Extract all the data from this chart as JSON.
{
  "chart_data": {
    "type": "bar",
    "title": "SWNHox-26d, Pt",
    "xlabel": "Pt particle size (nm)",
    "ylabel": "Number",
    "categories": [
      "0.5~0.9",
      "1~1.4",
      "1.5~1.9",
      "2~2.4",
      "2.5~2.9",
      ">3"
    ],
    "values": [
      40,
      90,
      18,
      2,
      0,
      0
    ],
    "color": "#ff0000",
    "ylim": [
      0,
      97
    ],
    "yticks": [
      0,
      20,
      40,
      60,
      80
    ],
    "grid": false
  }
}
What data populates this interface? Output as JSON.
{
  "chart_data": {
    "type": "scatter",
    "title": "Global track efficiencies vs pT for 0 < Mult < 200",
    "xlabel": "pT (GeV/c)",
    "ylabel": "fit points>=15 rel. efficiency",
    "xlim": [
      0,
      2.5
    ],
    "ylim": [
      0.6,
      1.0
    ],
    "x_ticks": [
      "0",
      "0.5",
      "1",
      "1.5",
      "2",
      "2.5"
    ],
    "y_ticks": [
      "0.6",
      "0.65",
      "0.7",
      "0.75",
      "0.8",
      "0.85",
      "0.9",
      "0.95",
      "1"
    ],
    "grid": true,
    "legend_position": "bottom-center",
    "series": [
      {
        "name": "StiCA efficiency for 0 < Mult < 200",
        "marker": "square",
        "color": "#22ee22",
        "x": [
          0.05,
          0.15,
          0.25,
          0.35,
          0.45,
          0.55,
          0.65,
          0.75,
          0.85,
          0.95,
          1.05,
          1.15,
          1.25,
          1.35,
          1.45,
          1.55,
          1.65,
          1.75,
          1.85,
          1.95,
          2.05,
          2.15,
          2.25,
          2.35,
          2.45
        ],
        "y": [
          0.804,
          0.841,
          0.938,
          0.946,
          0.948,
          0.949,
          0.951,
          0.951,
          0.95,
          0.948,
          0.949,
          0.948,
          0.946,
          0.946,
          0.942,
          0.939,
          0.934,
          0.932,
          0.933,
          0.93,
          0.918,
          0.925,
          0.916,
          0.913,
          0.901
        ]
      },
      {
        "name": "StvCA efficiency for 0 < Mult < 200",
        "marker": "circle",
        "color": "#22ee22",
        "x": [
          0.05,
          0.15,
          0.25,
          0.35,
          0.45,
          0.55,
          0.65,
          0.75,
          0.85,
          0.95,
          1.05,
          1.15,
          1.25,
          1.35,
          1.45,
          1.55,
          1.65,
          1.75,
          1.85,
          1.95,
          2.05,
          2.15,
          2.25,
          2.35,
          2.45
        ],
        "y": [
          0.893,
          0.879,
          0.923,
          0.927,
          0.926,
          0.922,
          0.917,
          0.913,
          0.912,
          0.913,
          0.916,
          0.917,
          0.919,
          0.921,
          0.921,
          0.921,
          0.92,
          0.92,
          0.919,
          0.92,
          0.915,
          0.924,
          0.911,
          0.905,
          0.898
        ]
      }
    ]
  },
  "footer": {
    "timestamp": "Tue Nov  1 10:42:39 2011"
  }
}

=======

**TASK REQUIREMENTS:** All of the entries need to be reproduced exactly; please write them out.

**EXERCISE ANSWER:**
Extract all the data from this chart as JSON.
{
  "chart_data": {
    "type": "bar",
    "title": "SWNHox-26d, Pt",
    "xlabel": "Pt particle size (nm)",
    "ylabel": "Number",
    "categories": [
      "0.5~0.9",
      "1~1.4",
      "1.5~1.9",
      "2~2.4",
      "2.5~2.9",
      ">3"
    ],
    "values": [
      40,
      90,
      18,
      2,
      0,
      0
    ],
    "color": "#ff0000",
    "ylim": [
      0,
      97
    ],
    "yticks": [
      0,
      20,
      40,
      60,
      80
    ],
    "grid": false
  }
}
What data populates this interface? Output as JSON.
{
  "chart_data": {
    "type": "scatter",
    "title": "Global track efficiencies vs pT for 0 < Mult < 200",
    "xlabel": "pT (GeV/c)",
    "ylabel": "fit points>=15 rel. efficiency",
    "xlim": [
      0,
      2.5
    ],
    "ylim": [
      0.6,
      1.0
    ],
    "x_ticks": [
      "0",
      "0.5",
      "1",
      "1.5",
      "2",
      "2.5"
    ],
    "y_ticks": [
      "0.6",
      "0.65",
      "0.7",
      "0.75",
      "0.8",
      "0.85",
      "0.9",
      "0.95",
      "1"
    ],
    "grid": true,
    "legend_position": "bottom-center",
    "series": [
      {
        "name": "StiCA efficiency for 0 < Mult < 200",
        "marker": "square",
        "color": "#22ee22",
        "x": [
          0.05,
          0.15,
          0.25,
          0.35,
          0.45,
          0.55,
          0.65,
          0.75,
          0.85,
          0.95,
          1.05,
          1.15,
          1.25,
          1.35,
          1.45,
          1.55,
          1.65,
          1.75,
          1.85,
          1.95,
          2.05,
          2.15,
          2.25,
          2.35,
          2.45
        ],
        "y": [
          0.804,
          0.841,
          0.938,
          0.946,
          0.948,
          0.949,
          0.951,
          0.951,
          0.95,
          0.948,
          0.949,
          0.948,
          0.946,
          0.946,
          0.942,
          0.939,
          0.934,
          0.932,
          0.933,
          0.93,
          0.918,
          0.925,
          0.916,
          0.913,
          0.901
        ]
      },
      {
        "name": "StvCA efficiency for 0 < Mult < 200",
        "marker": "circle",
        "color": "#22ee22",
        "x": [
          0.05,
          0.15,
          0.25,
          0.35,
          0.45,
          0.55,
          0.65,
          0.75,
          0.85,
          0.95,
          1.05,
          1.15,
          1.25,
          1.35,
          1.45,
          1.55,
          1.65,
          1.75,
          1.85,
          1.95,
          2.05,
          2.15,
          2.25,
          2.35,
          2.45
        ],
        "y": [
          0.893,
          0.879,
          0.923,
          0.927,
          0.926,
          0.922,
          0.917,
          0.913,
          0.912,
          0.913,
          0.916,
          0.917,
          0.919,
          0.921,
          0.921,
          0.921,
          0.92,
          0.92,
          0.919,
          0.92,
          0.915,
          0.924,
          0.911,
          0.905,
          0.898
        ]
      }
    ]
  },
  "footer": {
    "timestamp": "Tue Nov  1 10:42:39 2011"
  }
}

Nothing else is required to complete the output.